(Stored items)

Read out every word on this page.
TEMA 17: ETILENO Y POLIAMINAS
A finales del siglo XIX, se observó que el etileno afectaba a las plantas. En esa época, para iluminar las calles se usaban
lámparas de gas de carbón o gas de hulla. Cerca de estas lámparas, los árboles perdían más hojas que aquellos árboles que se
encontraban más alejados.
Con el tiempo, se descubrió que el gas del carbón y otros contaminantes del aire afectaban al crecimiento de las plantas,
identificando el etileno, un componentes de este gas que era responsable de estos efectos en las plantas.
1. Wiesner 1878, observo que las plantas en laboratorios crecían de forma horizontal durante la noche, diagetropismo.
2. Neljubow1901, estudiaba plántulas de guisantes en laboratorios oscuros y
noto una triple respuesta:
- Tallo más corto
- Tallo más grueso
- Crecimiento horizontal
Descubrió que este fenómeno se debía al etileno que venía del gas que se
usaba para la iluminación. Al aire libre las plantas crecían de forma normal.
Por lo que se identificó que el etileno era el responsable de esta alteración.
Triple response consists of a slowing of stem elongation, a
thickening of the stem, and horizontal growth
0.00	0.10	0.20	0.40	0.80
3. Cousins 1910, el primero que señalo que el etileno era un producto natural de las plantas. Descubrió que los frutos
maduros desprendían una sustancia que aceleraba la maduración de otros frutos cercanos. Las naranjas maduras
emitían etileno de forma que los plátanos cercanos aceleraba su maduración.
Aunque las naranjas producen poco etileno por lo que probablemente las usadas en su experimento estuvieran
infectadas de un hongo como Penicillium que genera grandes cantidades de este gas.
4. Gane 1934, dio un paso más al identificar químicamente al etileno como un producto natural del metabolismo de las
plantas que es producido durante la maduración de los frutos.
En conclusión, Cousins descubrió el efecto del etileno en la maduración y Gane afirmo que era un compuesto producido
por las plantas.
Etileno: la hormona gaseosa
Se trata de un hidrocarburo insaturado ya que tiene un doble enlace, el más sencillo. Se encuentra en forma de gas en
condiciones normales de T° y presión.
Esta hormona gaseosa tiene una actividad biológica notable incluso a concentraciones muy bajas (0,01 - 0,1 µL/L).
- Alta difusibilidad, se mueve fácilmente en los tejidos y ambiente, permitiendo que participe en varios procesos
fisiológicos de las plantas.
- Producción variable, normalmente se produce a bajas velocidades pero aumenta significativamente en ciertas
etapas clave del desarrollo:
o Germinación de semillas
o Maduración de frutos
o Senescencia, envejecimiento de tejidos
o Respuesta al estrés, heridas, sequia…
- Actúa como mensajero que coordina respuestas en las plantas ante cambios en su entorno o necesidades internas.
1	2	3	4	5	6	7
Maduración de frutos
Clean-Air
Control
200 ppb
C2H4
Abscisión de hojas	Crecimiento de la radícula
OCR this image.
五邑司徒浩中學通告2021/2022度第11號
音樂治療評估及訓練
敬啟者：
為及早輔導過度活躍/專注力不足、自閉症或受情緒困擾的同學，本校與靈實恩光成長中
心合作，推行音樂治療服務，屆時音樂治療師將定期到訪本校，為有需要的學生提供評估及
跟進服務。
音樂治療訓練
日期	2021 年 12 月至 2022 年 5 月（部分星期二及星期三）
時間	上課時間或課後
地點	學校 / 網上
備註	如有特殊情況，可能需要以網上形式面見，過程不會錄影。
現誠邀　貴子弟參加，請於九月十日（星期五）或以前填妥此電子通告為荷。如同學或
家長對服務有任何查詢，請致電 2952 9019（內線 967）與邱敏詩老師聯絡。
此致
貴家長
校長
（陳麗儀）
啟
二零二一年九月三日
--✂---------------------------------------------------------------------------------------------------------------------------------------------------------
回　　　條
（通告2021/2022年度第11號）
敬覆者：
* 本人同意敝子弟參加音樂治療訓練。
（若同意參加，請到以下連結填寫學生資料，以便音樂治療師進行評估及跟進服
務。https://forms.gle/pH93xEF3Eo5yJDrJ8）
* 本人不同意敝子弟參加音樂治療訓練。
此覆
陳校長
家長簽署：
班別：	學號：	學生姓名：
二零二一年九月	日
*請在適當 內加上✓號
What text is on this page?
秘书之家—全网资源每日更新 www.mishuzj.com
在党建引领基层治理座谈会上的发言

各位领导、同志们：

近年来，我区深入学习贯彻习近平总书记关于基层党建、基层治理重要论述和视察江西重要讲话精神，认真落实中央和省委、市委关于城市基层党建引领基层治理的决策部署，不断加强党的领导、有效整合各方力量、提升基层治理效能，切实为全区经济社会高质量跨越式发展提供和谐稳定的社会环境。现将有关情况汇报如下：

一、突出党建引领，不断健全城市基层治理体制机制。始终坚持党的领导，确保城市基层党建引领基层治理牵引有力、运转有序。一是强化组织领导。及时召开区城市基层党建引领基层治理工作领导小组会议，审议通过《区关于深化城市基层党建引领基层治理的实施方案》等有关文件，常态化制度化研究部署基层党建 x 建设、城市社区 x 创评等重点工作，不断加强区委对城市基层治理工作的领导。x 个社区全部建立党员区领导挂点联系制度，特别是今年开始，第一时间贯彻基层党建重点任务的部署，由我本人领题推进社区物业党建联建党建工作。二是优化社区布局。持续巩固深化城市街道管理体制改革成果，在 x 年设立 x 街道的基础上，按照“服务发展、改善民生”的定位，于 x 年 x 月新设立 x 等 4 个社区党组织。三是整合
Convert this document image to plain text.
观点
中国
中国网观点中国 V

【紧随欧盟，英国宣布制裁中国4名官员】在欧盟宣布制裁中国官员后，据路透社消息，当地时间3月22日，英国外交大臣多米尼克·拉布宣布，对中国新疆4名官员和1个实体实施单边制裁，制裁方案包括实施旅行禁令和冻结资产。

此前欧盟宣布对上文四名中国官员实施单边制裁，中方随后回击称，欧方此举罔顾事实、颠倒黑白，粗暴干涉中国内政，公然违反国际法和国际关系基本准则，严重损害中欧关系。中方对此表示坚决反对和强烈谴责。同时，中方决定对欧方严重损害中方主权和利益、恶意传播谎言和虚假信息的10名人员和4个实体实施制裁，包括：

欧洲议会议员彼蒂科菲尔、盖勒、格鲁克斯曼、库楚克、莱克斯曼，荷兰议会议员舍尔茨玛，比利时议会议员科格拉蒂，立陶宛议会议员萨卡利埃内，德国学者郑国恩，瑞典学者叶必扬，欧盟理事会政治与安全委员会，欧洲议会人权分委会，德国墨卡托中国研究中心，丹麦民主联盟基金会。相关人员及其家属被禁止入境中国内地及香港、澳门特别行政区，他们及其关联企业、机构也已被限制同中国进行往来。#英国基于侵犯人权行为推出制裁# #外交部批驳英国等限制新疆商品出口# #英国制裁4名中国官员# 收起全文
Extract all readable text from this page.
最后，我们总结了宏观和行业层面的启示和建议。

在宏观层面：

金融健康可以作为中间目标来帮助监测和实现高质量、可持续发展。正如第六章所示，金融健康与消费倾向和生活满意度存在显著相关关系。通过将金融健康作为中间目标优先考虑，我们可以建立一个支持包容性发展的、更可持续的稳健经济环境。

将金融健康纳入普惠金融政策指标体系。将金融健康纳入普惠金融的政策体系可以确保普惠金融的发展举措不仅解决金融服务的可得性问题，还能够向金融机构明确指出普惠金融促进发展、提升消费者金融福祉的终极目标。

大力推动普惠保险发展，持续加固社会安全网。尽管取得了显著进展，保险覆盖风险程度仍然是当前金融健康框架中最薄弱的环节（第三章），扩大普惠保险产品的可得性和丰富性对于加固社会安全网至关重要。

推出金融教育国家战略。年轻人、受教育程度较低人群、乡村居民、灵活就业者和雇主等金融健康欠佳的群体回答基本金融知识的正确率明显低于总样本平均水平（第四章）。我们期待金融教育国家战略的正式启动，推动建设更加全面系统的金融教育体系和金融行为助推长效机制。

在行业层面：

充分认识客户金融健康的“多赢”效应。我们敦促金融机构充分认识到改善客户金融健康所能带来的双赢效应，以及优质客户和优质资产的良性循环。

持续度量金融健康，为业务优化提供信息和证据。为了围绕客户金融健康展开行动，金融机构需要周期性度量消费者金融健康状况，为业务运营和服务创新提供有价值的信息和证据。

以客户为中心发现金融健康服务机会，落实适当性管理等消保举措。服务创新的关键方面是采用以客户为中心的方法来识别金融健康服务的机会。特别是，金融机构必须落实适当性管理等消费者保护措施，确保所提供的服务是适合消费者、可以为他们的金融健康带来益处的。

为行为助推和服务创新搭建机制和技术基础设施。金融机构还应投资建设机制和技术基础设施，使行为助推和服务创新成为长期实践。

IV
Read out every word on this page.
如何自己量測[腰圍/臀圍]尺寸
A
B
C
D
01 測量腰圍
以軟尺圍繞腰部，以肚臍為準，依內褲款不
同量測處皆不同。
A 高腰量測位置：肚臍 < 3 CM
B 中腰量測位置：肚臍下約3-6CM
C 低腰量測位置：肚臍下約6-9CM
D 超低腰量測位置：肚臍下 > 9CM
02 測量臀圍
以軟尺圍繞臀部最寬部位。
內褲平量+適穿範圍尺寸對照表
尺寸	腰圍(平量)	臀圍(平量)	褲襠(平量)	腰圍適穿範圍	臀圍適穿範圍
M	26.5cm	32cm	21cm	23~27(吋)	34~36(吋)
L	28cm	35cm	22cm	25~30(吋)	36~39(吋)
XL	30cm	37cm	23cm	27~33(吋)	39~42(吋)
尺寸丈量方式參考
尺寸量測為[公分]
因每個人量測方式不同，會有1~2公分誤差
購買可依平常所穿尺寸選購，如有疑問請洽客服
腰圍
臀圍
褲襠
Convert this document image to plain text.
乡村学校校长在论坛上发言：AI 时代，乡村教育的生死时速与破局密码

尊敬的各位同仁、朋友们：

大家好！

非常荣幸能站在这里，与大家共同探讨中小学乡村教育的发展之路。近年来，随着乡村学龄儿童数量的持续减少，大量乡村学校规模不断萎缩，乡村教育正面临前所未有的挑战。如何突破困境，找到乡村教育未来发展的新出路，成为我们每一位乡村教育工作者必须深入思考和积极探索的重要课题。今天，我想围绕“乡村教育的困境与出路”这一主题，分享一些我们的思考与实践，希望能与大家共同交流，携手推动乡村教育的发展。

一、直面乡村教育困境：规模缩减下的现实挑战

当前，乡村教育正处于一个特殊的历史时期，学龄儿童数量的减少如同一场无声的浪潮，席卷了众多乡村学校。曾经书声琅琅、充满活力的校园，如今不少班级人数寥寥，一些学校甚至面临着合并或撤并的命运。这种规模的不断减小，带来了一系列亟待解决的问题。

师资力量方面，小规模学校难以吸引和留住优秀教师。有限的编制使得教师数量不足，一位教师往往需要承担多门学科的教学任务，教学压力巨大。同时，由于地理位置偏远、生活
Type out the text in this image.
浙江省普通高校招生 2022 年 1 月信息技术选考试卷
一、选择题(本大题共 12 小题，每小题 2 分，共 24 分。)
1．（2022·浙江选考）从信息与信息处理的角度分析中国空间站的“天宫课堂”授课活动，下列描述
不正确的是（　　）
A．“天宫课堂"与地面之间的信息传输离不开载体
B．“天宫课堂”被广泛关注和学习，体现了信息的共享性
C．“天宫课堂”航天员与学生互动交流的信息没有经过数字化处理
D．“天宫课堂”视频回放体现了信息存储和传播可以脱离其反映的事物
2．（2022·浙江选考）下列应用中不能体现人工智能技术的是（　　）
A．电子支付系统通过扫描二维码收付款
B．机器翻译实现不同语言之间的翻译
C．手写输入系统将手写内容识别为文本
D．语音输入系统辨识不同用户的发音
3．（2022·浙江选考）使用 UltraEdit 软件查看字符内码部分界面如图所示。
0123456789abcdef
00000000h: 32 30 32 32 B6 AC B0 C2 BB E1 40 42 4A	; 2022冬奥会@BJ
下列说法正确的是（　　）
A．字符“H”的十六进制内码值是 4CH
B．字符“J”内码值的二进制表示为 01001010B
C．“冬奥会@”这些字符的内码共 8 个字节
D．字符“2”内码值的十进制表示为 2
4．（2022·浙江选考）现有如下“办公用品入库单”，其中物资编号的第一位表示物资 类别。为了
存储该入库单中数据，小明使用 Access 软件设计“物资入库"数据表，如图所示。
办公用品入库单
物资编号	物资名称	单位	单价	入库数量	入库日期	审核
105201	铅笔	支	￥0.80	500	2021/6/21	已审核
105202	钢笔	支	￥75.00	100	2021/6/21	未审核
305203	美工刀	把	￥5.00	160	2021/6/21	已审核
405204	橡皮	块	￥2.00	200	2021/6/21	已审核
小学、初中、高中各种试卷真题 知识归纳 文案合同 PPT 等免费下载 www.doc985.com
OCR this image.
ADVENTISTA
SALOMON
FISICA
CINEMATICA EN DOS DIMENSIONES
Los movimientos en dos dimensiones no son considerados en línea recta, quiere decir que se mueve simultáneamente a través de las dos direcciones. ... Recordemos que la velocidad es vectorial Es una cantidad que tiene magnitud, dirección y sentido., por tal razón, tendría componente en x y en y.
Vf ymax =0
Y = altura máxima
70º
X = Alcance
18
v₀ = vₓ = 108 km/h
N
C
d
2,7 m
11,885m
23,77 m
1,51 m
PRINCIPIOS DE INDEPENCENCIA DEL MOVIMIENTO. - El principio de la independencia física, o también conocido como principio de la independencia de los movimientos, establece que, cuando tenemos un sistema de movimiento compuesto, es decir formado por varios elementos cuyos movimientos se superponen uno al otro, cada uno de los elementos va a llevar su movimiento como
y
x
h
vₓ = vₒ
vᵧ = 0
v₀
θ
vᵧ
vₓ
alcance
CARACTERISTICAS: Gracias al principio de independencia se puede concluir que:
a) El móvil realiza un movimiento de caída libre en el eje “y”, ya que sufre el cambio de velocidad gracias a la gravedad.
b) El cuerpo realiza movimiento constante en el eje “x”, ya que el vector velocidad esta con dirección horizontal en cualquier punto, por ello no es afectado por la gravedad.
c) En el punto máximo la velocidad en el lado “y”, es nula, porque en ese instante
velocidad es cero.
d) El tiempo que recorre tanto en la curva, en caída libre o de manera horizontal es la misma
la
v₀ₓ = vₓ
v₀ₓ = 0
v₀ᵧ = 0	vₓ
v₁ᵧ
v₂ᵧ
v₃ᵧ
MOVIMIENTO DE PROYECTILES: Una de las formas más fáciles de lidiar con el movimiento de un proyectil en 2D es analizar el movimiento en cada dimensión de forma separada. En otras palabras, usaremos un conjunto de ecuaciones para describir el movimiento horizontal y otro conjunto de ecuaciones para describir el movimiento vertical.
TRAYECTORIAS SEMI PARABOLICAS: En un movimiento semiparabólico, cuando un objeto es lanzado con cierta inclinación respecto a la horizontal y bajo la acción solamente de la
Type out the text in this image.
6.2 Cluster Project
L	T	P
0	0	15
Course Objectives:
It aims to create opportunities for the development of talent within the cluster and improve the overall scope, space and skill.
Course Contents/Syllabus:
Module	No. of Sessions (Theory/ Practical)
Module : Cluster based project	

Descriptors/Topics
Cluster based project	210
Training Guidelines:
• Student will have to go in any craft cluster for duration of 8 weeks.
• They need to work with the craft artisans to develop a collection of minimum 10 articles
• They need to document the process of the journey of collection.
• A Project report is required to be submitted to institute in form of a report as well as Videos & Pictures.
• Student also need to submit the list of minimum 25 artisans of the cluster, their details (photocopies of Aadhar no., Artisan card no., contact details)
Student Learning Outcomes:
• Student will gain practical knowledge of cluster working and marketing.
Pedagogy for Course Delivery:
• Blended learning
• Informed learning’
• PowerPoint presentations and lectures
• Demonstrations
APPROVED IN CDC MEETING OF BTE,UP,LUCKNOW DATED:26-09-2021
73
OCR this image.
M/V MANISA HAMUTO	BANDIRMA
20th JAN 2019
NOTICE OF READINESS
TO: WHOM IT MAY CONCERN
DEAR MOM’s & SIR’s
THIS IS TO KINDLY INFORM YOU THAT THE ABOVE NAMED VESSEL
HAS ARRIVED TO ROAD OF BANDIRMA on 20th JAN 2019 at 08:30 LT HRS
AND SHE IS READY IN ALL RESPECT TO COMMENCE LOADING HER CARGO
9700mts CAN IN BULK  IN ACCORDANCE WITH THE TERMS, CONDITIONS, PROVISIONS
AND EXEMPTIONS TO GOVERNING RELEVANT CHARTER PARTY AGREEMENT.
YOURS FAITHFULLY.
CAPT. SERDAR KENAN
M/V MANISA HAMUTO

* _SHORT PROBLEM_
Isolate each line of the listing above that includes "compuesto". Copy it.

* _THE REPLY_
En conclusión, Cousins descubrió el efecto del etileno en la maduración y Gane afirmo que era un compuesto producido
PRINCIPIOS DE INDEPENCENCIA DEL MOVIMIENTO. - El principio de la independencia física, o también conocido como principio de la independencia de los movimientos, establece que, cuando tenemos un sistema de movimiento compuesto, es decir formado por varios elementos cuyos movimientos se superponen uno al otro, cada uno de los elementos va a llevar su movimiento como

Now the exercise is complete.